Stated task
Print out the material that follows word for word.

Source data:
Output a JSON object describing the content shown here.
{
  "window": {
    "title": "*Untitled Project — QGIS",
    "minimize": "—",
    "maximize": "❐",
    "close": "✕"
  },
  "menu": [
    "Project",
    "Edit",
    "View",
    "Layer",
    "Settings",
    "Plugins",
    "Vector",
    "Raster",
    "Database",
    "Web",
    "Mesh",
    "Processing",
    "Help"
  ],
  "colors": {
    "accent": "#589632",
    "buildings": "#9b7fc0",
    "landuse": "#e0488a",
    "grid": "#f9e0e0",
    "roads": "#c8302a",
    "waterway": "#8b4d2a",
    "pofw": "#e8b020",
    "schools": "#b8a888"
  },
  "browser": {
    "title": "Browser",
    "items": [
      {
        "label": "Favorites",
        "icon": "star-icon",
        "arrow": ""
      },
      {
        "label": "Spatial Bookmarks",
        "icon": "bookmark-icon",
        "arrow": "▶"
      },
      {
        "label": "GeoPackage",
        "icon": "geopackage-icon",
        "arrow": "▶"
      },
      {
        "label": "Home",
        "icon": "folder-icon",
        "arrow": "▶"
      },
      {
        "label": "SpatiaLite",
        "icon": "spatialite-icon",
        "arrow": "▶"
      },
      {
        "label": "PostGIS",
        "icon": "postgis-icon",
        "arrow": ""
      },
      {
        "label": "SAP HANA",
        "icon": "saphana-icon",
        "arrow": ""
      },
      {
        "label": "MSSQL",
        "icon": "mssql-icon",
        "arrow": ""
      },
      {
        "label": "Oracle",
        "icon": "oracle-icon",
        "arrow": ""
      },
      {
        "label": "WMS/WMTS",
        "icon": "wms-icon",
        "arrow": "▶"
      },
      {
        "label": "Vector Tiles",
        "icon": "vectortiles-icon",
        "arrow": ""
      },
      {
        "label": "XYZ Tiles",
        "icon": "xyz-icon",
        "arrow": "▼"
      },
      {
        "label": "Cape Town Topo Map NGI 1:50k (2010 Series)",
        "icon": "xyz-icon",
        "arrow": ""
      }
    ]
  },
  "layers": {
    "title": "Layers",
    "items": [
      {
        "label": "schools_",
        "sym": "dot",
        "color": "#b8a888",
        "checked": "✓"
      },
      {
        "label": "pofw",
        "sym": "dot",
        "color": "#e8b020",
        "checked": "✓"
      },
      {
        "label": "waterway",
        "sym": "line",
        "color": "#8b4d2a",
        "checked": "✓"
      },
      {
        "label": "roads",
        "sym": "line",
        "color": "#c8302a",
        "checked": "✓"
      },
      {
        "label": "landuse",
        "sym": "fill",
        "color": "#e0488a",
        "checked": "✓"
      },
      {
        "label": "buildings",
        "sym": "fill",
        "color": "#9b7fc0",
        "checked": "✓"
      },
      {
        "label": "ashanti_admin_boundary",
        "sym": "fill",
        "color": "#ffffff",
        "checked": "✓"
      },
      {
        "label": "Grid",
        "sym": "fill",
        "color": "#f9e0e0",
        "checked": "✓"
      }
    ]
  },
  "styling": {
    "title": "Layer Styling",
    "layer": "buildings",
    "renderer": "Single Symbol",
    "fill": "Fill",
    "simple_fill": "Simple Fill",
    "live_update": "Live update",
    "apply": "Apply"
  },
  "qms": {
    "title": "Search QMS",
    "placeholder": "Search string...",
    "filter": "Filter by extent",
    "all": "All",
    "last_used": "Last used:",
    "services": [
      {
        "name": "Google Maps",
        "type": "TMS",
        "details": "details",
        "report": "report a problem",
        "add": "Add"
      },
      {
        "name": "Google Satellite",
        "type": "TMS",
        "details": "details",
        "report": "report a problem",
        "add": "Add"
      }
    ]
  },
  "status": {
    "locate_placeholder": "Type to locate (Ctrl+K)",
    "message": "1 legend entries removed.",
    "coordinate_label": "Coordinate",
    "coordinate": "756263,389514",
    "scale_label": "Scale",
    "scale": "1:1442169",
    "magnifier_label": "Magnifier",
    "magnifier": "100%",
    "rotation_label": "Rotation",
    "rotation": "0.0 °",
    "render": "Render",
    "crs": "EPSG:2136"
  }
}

Finished answer
Output a JSON object describing the content shown here.
{
  "window": {
    "title": "*Untitled Project — QGIS",
    "minimize": "—",
    "maximize": "❐",
    "close": "✕"
  },
  "menu": [
    "Project",
    "Edit",
    "View",
    "Layer",
    "Settings",
    "Plugins",
    "Vector",
    "Raster",
    "Database",
    "Web",
    "Mesh",
    "Processing",
    "Help"
  ],
  "colors": {
    "accent": "#589632",
    "buildings": "#9b7fc0",
    "landuse": "#e0488a",
    "grid": "#f9e0e0",
    "roads": "#c8302a",
    "waterway": "#8b4d2a",
    "pofw": "#e8b020",
    "schools": "#b8a888"
  },
  "browser": {
    "title": "Browser",
    "items": [
      {
        "label": "Favorites",
        "icon": "star-icon",
        "arrow": ""
      },
      {
        "label": "Spatial Bookmarks",
        "icon": "bookmark-icon",
        "arrow": "▶"
      },
      {
        "label": "GeoPackage",
        "icon": "geopackage-icon",
        "arrow": "▶"
      },
      {
        "label": "Home",
        "icon": "folder-icon",
        "arrow": "▶"
      },
      {
        "label": "SpatiaLite",
        "icon": "spatialite-icon",
        "arrow": "▶"
      },
      {
        "label": "PostGIS",
        "icon": "postgis-icon",
        "arrow": ""
      },
      {
        "label": "SAP HANA",
        "icon": "saphana-icon",
        "arrow": ""
      },
      {
        "label": "MSSQL",
        "icon": "mssql-icon",
        "arrow": ""
      },
      {
        "label": "Oracle",
        "icon": "oracle-icon",
        "arrow": ""
      },
      {
        "label": "WMS/WMTS",
        "icon": "wms-icon",
        "arrow": "▶"
      },
      {
        "label": "Vector Tiles",
        "icon": "vectortiles-icon",
        "arrow": ""
      },
      {
        "label": "XYZ Tiles",
        "icon": "xyz-icon",
        "arrow": "▼"
      },
      {
        "label": "Cape Town Topo Map NGI 1:50k (2010 Series)",
        "icon": "xyz-icon",
        "arrow": ""
      }
    ]
  },
  "layers": {
    "title": "Layers",
    "items": [
      {
        "label": "schools_",
        "sym": "dot",
        "color": "#b8a888",
        "checked": "✓"
      },
      {
        "label": "pofw",
        "sym": "dot",
        "color": "#e8b020",
        "checked": "✓"
      },
      {
        "label": "waterway",
        "sym": "line",
        "color": "#8b4d2a",
        "checked": "✓"
      },
      {
        "label": "roads",
        "sym": "line",
        "color": "#c8302a",
        "checked": "✓"
      },
      {
        "label": "landuse",
        "sym": "fill",
        "color": "#e0488a",
        "checked": "✓"
      },
      {
        "label": "buildings",
        "sym": "fill",
        "color": "#9b7fc0",
        "checked": "✓"
      },
      {
        "label": "ashanti_admin_boundary",
        "sym": "fill",
        "color": "#ffffff",
        "checked": "✓"
      },
      {
        "label": "Grid",
        "sym": "fill",
        "color": "#f9e0e0",
        "checked": "✓"
      }
    ]
  },
  "styling": {
    "title": "Layer Styling",
    "layer": "buildings",
    "renderer": "Single Symbol",
    "fill": "Fill",
    "simple_fill": "Simple Fill",
    "live_update": "Live update",
    "apply": "Apply"
  },
  "qms": {
    "title": "Search QMS",
    "placeholder": "Search string...",
    "filter": "Filter by extent",
    "all": "All",
    "last_used": "Last used:",
    "services": [
      {
        "name": "Google Maps",
        "type": "TMS",
        "details": "details",
        "report": "report a problem",
        "add": "Add"
      },
      {
        "name": "Google Satellite",
        "type": "TMS",
        "details": "details",
        "report": "report a problem",
        "add": "Add"
      }
    ]
  },
  "status": {
    "locate_placeholder": "Type to locate (Ctrl+K)",
    "message": "1 legend entries removed.",
    "coordinate_label": "Coordinate",
    "coordinate": "756263,389514",
    "scale_label": "Scale",
    "scale": "1:1442169",
    "magnifier_label": "Magnifier",
    "magnifier": "100%",
    "rotation_label": "Rotation",
    "rotation": "0.0 °",
    "render": "Render",
    "crs": "EPSG:2136"
  }
}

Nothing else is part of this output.